__Goal__
Count how many lines of the material contain the string "Grip", then give that number and nothing more.

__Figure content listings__
★ ★ ★

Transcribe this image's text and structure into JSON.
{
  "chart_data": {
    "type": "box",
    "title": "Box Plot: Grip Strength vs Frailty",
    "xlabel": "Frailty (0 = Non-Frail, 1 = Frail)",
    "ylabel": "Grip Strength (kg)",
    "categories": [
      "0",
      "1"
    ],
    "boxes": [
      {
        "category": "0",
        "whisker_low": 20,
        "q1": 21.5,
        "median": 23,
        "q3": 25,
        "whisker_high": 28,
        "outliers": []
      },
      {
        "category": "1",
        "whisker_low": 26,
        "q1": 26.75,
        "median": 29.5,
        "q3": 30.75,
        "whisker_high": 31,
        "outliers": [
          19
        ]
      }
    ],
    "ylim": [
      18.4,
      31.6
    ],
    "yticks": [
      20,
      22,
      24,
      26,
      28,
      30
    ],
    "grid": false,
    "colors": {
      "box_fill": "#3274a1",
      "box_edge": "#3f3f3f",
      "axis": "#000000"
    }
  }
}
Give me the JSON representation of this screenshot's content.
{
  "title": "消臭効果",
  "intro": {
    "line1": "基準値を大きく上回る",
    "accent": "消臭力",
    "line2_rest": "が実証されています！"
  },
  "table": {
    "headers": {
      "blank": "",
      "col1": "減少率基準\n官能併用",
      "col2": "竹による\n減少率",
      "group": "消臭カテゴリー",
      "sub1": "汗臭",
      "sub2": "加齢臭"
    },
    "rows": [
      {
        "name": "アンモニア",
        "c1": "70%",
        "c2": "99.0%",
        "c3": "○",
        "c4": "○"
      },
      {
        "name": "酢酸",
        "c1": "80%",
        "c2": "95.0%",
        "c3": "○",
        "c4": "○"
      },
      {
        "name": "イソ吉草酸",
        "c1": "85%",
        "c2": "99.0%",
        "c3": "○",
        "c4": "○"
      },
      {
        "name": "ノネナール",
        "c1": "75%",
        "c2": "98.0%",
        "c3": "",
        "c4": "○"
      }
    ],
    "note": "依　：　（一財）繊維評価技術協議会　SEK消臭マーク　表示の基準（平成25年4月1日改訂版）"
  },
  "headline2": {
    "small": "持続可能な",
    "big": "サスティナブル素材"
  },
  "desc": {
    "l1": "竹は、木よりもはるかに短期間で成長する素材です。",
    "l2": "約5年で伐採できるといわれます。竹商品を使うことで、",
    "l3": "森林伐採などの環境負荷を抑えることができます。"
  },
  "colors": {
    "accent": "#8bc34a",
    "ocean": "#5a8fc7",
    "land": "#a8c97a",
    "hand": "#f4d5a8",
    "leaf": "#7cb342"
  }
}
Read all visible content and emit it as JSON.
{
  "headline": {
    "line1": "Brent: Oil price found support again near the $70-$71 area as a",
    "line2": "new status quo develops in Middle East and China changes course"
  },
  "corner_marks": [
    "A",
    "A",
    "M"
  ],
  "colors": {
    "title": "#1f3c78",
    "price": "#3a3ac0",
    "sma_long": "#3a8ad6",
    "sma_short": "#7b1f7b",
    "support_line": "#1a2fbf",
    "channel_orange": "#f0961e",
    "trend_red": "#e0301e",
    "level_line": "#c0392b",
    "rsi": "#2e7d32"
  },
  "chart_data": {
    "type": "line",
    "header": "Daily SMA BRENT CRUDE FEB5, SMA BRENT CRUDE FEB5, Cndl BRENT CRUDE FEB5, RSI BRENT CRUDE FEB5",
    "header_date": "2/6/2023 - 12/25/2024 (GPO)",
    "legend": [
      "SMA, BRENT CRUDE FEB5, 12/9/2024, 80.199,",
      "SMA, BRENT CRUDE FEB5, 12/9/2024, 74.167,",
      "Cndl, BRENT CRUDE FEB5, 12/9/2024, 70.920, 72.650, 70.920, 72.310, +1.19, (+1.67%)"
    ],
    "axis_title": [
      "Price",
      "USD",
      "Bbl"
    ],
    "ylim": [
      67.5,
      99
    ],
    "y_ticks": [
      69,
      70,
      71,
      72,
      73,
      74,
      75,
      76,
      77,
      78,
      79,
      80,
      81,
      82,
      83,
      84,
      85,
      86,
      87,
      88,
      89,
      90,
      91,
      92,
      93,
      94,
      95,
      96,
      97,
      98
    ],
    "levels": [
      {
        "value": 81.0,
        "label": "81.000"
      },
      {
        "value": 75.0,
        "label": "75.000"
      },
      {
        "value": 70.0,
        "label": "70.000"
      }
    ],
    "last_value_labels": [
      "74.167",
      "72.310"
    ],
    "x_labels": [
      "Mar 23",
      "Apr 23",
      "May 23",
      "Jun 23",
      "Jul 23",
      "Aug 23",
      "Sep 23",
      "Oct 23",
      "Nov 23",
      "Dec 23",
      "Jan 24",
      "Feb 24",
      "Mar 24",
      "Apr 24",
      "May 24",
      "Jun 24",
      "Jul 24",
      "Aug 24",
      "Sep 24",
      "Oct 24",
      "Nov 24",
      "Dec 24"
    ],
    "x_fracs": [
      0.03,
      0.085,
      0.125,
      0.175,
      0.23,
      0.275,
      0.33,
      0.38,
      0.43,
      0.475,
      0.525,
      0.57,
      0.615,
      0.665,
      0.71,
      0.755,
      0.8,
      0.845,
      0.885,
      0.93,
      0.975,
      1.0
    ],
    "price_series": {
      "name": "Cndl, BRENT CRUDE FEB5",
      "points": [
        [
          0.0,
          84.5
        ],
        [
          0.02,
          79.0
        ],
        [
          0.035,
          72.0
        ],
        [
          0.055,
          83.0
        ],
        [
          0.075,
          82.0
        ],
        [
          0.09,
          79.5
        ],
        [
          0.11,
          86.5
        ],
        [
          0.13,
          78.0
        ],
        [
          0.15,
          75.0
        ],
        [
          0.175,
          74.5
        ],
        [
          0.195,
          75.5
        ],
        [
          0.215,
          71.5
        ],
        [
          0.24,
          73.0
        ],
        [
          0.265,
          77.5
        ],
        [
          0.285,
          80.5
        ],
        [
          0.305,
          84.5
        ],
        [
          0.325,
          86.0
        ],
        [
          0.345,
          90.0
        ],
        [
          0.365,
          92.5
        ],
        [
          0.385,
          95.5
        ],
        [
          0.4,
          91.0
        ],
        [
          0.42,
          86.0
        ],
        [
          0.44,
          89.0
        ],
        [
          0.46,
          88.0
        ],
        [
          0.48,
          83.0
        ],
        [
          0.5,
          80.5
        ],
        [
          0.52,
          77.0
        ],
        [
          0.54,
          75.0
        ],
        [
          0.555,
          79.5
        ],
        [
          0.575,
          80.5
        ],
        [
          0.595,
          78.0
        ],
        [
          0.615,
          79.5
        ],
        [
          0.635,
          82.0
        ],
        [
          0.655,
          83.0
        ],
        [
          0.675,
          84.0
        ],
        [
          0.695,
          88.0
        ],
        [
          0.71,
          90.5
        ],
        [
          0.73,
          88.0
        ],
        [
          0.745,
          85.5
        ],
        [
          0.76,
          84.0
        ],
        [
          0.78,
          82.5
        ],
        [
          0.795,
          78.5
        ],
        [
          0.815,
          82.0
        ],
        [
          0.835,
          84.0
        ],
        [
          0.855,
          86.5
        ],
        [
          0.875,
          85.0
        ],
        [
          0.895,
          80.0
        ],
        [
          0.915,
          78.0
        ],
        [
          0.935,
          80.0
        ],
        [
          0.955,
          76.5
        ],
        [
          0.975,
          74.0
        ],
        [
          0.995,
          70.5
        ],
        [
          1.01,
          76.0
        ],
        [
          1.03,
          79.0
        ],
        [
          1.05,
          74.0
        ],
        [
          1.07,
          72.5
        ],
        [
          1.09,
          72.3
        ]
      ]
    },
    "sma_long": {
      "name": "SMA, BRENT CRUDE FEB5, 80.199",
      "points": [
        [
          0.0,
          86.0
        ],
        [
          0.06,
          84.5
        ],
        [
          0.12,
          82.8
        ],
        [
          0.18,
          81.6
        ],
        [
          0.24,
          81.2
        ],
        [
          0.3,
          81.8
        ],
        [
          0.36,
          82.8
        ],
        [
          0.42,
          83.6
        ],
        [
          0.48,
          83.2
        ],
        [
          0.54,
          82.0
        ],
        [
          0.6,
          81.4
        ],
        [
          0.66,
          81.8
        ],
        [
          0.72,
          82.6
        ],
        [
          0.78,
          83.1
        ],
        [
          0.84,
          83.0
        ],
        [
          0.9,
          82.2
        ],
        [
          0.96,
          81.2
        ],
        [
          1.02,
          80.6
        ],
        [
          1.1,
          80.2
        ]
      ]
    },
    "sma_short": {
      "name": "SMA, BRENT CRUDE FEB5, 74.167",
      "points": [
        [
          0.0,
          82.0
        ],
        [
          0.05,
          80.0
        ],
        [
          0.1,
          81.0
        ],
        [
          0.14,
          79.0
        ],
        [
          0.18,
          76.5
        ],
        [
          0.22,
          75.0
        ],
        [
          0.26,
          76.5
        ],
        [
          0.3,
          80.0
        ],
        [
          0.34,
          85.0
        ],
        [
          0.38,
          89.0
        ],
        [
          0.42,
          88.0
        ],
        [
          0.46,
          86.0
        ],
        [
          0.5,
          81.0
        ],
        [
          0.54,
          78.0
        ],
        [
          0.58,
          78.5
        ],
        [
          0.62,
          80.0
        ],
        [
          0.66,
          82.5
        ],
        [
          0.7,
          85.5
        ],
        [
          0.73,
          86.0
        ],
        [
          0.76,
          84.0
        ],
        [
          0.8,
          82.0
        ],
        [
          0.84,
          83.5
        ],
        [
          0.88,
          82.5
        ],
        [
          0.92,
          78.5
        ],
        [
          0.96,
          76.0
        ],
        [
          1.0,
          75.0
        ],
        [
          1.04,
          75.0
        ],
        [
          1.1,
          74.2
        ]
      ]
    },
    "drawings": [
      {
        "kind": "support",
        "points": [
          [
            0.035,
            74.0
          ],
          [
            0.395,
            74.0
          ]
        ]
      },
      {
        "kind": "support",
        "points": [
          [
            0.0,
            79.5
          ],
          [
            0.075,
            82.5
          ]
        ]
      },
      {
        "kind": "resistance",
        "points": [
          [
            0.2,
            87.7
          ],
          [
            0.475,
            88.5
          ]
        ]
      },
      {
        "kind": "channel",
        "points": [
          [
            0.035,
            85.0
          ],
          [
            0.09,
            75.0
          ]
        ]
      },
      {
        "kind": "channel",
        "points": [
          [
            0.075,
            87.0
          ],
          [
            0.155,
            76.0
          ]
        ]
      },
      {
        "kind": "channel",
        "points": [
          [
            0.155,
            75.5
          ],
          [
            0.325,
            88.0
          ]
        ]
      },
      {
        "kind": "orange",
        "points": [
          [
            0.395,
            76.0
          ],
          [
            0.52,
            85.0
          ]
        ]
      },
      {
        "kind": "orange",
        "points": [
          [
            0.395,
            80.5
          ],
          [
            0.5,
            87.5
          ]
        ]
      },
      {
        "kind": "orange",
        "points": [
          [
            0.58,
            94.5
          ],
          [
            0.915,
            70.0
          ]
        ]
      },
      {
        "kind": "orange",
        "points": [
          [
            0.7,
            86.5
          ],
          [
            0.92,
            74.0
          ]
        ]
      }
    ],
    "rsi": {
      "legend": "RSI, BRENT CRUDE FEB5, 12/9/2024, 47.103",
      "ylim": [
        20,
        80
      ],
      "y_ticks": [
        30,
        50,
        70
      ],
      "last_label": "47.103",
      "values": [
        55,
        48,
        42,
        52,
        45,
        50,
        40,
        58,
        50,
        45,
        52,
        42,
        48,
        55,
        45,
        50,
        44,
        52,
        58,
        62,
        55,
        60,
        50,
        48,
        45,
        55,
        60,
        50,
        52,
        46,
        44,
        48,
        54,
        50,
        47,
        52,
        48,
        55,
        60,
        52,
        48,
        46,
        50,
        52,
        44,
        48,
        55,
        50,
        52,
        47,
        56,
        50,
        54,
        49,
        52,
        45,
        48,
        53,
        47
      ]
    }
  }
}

★ ★ ★

__Exercise response__
2